■ EXERCISE PROMPT: Keep only the lines where "châu" appears.

(Data entries)
#####
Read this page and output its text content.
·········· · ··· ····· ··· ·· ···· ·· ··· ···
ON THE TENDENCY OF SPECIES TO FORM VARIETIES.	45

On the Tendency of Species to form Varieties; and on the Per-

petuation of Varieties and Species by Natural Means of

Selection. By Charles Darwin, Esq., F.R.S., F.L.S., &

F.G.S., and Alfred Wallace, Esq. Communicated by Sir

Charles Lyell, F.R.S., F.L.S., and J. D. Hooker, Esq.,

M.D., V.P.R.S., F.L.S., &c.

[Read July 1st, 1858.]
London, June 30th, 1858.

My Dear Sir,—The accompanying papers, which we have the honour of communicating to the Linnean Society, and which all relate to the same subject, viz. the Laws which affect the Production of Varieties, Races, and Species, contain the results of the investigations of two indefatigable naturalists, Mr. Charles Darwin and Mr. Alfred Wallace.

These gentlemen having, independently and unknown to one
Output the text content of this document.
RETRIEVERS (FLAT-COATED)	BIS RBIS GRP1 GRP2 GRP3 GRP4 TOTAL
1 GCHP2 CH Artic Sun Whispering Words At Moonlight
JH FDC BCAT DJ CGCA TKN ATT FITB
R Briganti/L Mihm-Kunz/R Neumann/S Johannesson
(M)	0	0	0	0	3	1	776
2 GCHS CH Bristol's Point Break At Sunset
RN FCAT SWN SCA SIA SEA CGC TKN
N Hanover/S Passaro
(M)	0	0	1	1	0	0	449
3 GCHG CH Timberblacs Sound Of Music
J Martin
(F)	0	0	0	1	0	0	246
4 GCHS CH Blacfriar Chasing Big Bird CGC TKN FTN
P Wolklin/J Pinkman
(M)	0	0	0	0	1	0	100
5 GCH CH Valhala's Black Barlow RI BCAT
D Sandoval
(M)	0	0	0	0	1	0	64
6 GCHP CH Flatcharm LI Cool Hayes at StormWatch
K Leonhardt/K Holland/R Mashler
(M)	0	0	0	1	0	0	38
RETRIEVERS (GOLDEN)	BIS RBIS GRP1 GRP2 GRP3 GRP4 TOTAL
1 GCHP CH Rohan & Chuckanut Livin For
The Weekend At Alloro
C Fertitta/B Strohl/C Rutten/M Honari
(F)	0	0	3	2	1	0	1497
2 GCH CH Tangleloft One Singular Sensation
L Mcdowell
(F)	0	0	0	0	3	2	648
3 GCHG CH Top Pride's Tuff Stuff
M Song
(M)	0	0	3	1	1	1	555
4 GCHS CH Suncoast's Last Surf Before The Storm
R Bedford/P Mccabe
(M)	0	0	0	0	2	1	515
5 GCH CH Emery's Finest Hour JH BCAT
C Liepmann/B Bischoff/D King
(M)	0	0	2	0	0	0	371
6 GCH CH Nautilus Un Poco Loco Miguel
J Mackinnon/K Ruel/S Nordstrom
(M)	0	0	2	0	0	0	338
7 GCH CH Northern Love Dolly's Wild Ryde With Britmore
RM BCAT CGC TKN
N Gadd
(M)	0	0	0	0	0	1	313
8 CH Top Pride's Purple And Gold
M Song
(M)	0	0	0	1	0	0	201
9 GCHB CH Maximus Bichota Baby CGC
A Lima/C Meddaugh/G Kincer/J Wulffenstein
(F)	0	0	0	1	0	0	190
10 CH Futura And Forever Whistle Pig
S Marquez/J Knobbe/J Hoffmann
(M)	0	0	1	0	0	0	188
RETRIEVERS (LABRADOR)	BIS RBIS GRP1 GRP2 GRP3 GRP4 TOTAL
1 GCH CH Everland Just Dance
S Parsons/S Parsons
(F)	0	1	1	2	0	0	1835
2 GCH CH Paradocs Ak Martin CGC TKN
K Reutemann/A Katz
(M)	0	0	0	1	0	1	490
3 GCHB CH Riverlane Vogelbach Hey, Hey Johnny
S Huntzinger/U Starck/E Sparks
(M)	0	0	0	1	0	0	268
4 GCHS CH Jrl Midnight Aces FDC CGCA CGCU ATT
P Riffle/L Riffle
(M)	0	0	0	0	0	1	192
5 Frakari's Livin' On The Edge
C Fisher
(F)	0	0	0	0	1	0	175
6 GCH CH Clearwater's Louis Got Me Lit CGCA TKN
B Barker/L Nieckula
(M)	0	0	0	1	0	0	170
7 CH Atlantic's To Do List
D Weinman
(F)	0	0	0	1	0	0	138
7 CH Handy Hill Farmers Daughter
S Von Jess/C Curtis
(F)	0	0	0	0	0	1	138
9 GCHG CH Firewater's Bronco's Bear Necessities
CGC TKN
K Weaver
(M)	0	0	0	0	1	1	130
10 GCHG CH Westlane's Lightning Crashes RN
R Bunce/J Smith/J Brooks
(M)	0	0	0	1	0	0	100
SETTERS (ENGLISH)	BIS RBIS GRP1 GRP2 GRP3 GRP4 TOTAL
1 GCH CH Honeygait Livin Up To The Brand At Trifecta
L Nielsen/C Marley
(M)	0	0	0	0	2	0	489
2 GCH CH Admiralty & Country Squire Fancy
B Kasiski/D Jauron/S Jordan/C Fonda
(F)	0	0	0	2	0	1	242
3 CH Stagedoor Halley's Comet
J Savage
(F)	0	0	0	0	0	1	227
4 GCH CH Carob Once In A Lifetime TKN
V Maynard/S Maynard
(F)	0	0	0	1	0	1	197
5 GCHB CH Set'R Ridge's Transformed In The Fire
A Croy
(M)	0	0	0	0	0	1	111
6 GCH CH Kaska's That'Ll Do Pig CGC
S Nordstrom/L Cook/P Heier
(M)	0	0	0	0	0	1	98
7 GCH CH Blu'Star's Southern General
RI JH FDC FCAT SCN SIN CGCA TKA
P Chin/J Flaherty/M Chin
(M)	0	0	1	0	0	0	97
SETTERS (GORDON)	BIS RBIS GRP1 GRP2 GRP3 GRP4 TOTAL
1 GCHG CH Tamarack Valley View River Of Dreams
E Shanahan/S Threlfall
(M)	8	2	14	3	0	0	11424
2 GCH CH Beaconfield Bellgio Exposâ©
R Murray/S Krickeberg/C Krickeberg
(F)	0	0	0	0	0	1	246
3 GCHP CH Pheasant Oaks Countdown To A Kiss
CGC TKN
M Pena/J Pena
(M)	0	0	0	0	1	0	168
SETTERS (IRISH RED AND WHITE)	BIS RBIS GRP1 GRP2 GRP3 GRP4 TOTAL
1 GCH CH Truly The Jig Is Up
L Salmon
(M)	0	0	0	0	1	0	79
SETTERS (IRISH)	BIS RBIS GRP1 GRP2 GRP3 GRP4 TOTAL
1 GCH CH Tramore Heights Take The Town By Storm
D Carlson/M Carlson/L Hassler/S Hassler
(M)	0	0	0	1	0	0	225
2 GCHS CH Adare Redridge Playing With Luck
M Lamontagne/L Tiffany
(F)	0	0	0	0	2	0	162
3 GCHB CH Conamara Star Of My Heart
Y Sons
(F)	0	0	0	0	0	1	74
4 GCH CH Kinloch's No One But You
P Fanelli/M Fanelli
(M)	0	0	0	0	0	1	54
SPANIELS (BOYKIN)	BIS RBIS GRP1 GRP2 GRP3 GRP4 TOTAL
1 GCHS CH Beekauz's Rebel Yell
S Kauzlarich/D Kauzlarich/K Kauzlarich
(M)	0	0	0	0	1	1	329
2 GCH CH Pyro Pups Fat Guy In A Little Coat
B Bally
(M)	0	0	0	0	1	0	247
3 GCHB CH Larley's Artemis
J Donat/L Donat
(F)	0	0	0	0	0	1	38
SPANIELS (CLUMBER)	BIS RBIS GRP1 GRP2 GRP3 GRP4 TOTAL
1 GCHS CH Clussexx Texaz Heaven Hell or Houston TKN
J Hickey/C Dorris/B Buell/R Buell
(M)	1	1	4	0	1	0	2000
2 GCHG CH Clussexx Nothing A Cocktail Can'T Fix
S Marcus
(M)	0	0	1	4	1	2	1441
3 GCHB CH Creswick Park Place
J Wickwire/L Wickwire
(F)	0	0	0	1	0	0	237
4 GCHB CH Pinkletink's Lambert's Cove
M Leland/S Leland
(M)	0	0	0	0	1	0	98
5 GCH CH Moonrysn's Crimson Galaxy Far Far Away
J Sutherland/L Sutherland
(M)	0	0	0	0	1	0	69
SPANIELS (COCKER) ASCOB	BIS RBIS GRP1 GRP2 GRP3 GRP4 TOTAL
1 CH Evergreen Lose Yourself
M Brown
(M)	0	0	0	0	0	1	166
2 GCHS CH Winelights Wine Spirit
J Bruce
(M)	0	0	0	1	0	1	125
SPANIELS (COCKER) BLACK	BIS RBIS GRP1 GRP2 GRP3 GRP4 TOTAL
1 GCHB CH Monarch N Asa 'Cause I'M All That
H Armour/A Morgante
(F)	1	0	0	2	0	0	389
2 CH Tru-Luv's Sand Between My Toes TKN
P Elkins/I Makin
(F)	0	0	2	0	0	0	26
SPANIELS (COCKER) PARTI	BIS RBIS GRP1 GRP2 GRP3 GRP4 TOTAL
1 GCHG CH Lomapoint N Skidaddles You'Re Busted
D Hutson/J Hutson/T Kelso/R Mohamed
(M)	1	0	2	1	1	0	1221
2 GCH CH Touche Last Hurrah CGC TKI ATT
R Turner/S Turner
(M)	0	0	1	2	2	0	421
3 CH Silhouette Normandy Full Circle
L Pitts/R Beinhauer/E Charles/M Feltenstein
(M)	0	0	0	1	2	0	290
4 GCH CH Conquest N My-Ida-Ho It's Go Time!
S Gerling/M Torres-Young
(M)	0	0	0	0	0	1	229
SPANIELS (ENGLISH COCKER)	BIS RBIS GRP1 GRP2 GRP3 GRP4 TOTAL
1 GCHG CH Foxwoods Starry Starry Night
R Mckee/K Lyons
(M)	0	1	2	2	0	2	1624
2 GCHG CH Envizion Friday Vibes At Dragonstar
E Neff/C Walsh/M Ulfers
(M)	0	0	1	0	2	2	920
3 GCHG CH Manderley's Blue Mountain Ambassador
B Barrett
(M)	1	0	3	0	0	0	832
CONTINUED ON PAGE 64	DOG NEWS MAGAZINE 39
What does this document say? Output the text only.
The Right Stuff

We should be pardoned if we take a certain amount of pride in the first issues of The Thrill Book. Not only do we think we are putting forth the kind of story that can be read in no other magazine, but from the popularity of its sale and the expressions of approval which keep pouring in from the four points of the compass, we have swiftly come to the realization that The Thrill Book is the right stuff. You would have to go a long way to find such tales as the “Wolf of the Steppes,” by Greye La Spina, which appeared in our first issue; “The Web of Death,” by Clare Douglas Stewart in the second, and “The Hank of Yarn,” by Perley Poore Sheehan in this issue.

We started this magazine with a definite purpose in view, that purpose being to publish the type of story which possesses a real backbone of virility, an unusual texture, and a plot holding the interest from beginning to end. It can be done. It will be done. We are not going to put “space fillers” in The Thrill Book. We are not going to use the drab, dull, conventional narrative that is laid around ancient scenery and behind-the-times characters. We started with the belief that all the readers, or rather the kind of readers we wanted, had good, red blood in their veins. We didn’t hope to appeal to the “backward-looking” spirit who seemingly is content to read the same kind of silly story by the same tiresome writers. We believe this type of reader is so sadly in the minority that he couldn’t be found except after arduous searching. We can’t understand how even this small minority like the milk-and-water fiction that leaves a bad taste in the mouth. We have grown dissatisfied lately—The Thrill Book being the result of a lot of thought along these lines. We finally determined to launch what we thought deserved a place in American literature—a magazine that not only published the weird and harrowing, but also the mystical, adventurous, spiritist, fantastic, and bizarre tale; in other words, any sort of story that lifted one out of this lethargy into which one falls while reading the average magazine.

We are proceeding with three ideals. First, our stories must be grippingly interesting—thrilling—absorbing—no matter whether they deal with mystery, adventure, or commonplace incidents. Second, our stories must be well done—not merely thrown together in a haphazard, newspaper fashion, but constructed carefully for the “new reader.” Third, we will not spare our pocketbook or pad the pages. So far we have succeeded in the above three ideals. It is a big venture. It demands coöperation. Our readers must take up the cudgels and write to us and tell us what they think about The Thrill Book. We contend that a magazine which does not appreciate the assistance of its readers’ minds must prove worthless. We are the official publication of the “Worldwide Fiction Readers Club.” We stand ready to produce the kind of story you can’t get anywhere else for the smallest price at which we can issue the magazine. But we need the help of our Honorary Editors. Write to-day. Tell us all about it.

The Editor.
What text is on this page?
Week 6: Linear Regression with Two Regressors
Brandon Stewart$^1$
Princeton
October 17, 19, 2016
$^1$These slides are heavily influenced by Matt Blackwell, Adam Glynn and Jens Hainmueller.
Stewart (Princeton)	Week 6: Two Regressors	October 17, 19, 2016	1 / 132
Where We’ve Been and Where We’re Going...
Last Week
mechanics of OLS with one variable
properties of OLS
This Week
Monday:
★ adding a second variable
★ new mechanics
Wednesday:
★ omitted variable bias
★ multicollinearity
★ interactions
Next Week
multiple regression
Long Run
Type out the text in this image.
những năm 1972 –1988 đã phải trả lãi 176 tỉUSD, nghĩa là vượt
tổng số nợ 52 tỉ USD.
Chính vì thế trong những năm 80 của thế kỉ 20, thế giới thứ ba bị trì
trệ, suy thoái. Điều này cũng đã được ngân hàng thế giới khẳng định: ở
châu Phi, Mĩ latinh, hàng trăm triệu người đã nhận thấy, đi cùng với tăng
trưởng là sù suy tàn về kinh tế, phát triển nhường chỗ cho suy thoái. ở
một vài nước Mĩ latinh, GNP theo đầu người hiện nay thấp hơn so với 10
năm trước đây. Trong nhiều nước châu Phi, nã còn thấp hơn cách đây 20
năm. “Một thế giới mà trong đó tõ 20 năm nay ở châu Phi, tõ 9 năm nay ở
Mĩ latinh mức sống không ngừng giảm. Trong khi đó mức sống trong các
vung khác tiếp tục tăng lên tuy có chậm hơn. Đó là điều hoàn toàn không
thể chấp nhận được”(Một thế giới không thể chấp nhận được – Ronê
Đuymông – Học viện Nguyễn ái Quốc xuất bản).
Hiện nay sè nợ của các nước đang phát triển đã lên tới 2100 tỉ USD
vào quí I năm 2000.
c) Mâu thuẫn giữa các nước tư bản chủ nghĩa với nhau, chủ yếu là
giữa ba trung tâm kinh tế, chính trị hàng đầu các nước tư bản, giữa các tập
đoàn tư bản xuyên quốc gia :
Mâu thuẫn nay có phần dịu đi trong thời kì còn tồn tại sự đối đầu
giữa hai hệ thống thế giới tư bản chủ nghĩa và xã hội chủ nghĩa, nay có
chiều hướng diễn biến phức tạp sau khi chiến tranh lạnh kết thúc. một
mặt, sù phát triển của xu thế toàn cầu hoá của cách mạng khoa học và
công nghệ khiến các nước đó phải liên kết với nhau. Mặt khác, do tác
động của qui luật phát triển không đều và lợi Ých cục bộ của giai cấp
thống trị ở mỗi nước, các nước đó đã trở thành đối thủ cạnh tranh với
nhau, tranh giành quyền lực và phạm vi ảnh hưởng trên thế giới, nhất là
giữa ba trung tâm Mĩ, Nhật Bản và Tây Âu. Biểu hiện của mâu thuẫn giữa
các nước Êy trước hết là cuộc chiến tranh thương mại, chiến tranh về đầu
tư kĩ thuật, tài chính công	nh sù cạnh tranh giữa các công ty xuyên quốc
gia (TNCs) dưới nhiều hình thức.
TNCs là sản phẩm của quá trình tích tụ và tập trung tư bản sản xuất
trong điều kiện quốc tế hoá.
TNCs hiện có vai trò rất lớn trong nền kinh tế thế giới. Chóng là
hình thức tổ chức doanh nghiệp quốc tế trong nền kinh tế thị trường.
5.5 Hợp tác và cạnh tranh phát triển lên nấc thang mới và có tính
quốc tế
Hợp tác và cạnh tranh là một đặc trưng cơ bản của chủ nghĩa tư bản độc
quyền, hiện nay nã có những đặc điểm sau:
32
#####
■ EXERCISE RESULT:
châu Phi, Mĩ latinh, hàng trăm triệu người đã nhận thấy, đi cùng với tăng
năm trước đây. Trong nhiều nước châu Phi, nã còn thấp hơn cách đây 20
năm. “Một thế giới mà trong đó tõ 20 năm nay ở châu Phi, tõ 9 năm nay ở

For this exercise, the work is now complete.